_Exercise task_:
Reproduce each line of the material precisely.

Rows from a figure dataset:

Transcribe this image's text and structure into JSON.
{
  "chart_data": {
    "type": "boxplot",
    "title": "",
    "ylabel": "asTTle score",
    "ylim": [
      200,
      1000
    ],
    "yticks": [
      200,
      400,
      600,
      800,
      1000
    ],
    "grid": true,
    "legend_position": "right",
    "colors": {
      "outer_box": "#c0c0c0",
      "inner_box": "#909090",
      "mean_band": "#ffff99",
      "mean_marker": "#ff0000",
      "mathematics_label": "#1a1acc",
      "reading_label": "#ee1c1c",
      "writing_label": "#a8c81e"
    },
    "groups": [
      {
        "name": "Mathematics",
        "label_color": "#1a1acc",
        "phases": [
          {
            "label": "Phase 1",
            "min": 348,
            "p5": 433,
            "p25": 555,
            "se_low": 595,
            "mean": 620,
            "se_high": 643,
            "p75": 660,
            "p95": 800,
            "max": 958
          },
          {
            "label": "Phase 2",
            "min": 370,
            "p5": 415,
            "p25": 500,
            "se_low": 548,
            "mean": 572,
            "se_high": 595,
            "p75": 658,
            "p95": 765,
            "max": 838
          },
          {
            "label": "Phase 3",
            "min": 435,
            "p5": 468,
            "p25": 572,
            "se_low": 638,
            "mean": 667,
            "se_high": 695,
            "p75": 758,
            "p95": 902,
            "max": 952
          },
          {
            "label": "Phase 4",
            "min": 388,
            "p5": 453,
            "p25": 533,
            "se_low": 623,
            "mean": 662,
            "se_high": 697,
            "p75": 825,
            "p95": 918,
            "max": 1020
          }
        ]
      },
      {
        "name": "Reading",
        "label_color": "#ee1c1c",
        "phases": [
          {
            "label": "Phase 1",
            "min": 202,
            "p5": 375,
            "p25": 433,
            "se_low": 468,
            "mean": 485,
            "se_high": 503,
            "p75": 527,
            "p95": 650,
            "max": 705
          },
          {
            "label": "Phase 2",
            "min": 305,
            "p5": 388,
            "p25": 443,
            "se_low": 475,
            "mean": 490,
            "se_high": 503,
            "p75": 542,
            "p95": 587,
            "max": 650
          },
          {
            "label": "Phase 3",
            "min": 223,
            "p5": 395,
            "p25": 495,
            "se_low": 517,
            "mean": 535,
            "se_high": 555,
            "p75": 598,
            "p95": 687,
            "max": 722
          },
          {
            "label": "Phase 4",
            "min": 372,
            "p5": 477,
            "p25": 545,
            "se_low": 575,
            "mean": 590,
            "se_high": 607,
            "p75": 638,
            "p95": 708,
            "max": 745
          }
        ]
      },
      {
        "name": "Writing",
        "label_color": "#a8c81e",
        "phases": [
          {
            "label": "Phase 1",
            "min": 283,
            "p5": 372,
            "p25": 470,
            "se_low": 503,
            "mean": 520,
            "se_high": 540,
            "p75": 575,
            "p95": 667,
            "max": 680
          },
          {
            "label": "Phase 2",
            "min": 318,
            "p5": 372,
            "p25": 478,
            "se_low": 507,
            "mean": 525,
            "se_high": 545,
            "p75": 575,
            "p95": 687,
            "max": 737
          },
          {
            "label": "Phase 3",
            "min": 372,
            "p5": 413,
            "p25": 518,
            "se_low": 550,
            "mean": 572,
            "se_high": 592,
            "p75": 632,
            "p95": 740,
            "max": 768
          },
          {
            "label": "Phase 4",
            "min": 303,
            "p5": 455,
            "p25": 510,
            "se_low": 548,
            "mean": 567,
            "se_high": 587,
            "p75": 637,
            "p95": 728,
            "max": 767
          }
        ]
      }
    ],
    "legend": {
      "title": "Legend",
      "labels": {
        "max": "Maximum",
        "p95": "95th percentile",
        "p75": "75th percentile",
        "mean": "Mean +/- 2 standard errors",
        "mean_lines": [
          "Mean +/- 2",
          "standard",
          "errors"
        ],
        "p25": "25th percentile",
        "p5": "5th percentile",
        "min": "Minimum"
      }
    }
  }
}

_Response_:
Transcribe this image's text and structure into JSON.
{
  "chart_data": {
    "type": "boxplot",
    "title": "",
    "ylabel": "asTTle score",
    "ylim": [
      200,
      1000
    ],
    "yticks": [
      200,
      400,
      600,
      800,
      1000
    ],
    "grid": true,
    "legend_position": "right",
    "colors": {
      "outer_box": "#c0c0c0",
      "inner_box": "#909090",
      "mean_band": "#ffff99",
      "mean_marker": "#ff0000",
      "mathematics_label": "#1a1acc",
      "reading_label": "#ee1c1c",
      "writing_label": "#a8c81e"
    },
    "groups": [
      {
        "name": "Mathematics",
        "label_color": "#1a1acc",
        "phases": [
          {
            "label": "Phase 1",
            "min": 348,
            "p5": 433,
            "p25": 555,
            "se_low": 595,
            "mean": 620,
            "se_high": 643,
            "p75": 660,
            "p95": 800,
            "max": 958
          },
          {
            "label": "Phase 2",
            "min": 370,
            "p5": 415,
            "p25": 500,
            "se_low": 548,
            "mean": 572,
            "se_high": 595,
            "p75": 658,
            "p95": 765,
            "max": 838
          },
          {
            "label": "Phase 3",
            "min": 435,
            "p5": 468,
            "p25": 572,
            "se_low": 638,
            "mean": 667,
            "se_high": 695,
            "p75": 758,
            "p95": 902,
            "max": 952
          },
          {
            "label": "Phase 4",
            "min": 388,
            "p5": 453,
            "p25": 533,
            "se_low": 623,
            "mean": 662,
            "se_high": 697,
            "p75": 825,
            "p95": 918,
            "max": 1020
          }
        ]
      },
      {
        "name": "Reading",
        "label_color": "#ee1c1c",
        "phases": [
          {
            "label": "Phase 1",
            "min": 202,
            "p5": 375,
            "p25": 433,
            "se_low": 468,
            "mean": 485,
            "se_high": 503,
            "p75": 527,
            "p95": 650,
            "max": 705
          },
          {
            "label": "Phase 2",
            "min": 305,
            "p5": 388,
            "p25": 443,
            "se_low": 475,
            "mean": 490,
            "se_high": 503,
            "p75": 542,
            "p95": 587,
            "max": 650
          },
          {
            "label": "Phase 3",
            "min": 223,
            "p5": 395,
            "p25": 495,
            "se_low": 517,
            "mean": 535,
            "se_high": 555,
            "p75": 598,
            "p95": 687,
            "max": 722
          },
          {
            "label": "Phase 4",
            "min": 372,
            "p5": 477,
            "p25": 545,
            "se_low": 575,
            "mean": 590,
            "se_high": 607,
            "p75": 638,
            "p95": 708,
            "max": 745
          }
        ]
      },
      {
        "name": "Writing",
        "label_color": "#a8c81e",
        "phases": [
          {
            "label": "Phase 1",
            "min": 283,
            "p5": 372,
            "p25": 470,
            "se_low": 503,
            "mean": 520,
            "se_high": 540,
            "p75": 575,
            "p95": 667,
            "max": 680
          },
          {
            "label": "Phase 2",
            "min": 318,
            "p5": 372,
            "p25": 478,
            "se_low": 507,
            "mean": 525,
            "se_high": 545,
            "p75": 575,
            "p95": 687,
            "max": 737
          },
          {
            "label": "Phase 3",
            "min": 372,
            "p5": 413,
            "p25": 518,
            "se_low": 550,
            "mean": 572,
            "se_high": 592,
            "p75": 632,
            "p95": 740,
            "max": 768
          },
          {
            "label": "Phase 4",
            "min": 303,
            "p5": 455,
            "p25": 510,
            "se_low": 548,
            "mean": 567,
            "se_high": 587,
            "p75": 637,
            "p95": 728,
            "max": 767
          }
        ]
      }
    ],
    "legend": {
      "title": "Legend",
      "labels": {
        "max": "Maximum",
        "p95": "95th percentile",
        "p75": "75th percentile",
        "mean": "Mean +/- 2 standard errors",
        "mean_lines": [
          "Mean +/- 2",
          "standard",
          "errors"
        ],
        "p25": "25th percentile",
        "p5": "5th percentile",
        "min": "Minimum"
      }
    }
  }
}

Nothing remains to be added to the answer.